**Task requirements**
Leave out the pictures and transcribe the rest of the records exactly.

════════════════════

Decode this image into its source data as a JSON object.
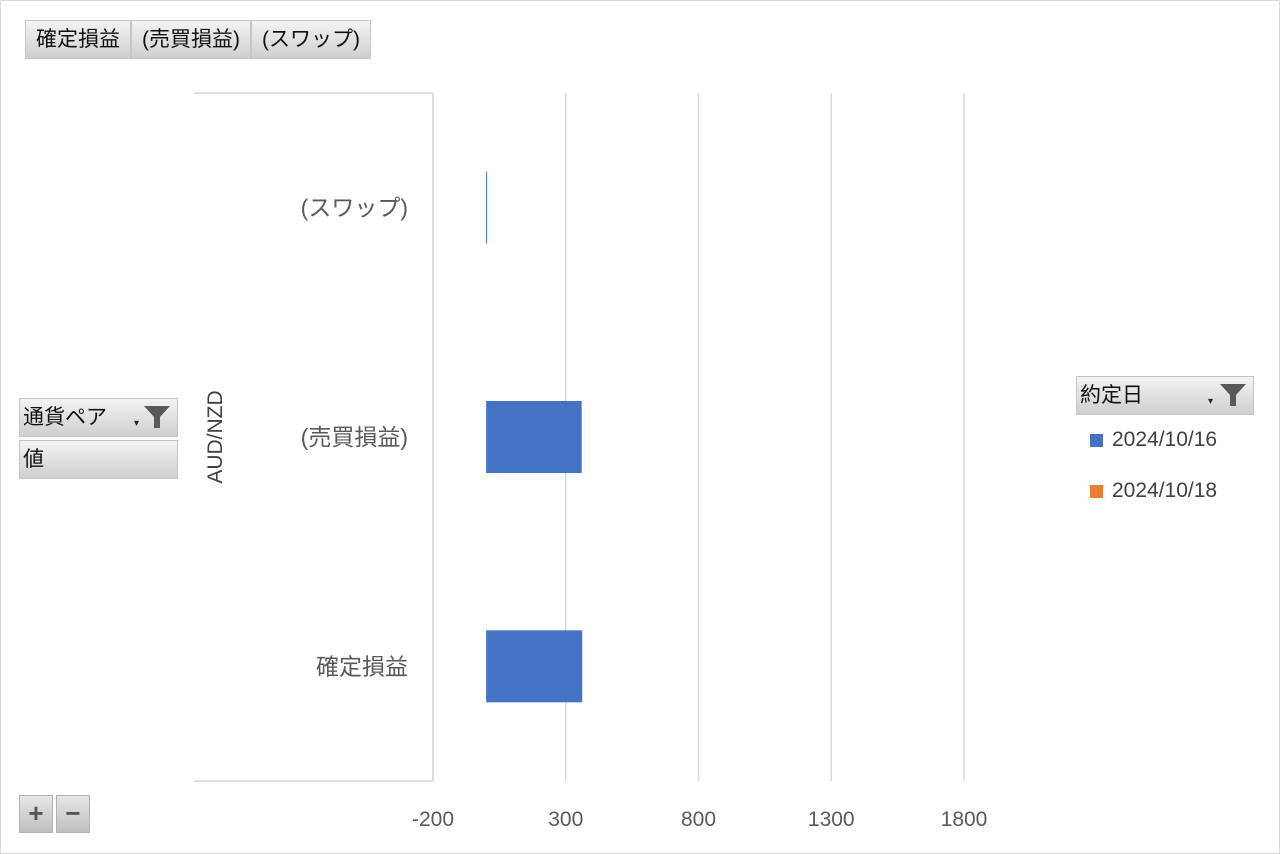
{
  "value_tabs": [
    "確定損益",
    "(売買損益)",
    "(スワップ)"
  ],
  "row_fields": {
    "currency_pair_label": "通貨ペア",
    "values_label": "値"
  },
  "legend": {
    "title": "約定日",
    "items": [
      {
        "label": "2024/10/16",
        "color": "#4472c4"
      },
      {
        "label": "2024/10/18",
        "color": "#ed7d31"
      }
    ]
  },
  "zoom": {
    "plus": "+",
    "minus": "−"
  },
  "chart_data": {
    "type": "bar",
    "orientation": "horizontal",
    "group_label": "AUD/NZD",
    "categories": [
      "(スワップ)",
      "(売買損益)",
      "確定損益"
    ],
    "series": [
      {
        "name": "2024/10/16",
        "color": "#4472c4",
        "values": [
          2,
          360,
          362
        ]
      },
      {
        "name": "2024/10/18",
        "color": "#ed7d31",
        "values": [
          0,
          0,
          0
        ]
      }
    ],
    "x_ticks": [
      -200,
      300,
      800,
      1300,
      1800
    ],
    "xlim": [
      -200,
      2050
    ],
    "grid": true
  }
}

════════════════════

**Task response**
Decode this image into its source data as a JSON object.
{
  "value_tabs": [
    "確定損益",
    "(売買損益)",
    "(スワップ)"
  ],
  "row_fields": {
    "currency_pair_label": "通貨ペア",
    "values_label": "値"
  },
  "legend": {
    "title": "約定日",
    "items": [
      {
        "label": "2024/10/16",
        "color": "#4472c4"
      },
      {
        "label": "2024/10/18",
        "color": "#ed7d31"
      }
    ]
  },
  "zoom": {
    "plus": "+",
    "minus": "−"
  },
  "chart_data": {
    "type": "bar",
    "orientation": "horizontal",
    "group_label": "AUD/NZD",
    "categories": [
      "(スワップ)",
      "(売買損益)",
      "確定損益"
    ],
    "series": [
      {
        "name": "2024/10/16",
        "color": "#4472c4",
        "values": [
          2,
          360,
          362
        ]
      },
      {
        "name": "2024/10/18",
        "color": "#ed7d31",
        "values": [
          0,
          0,
          0
        ]
      }
    ],
    "x_ticks": [
      -200,
      300,
      800,
      1300,
      1800
    ],
    "xlim": [
      -200,
      2050
    ],
    "grid": true
  }
}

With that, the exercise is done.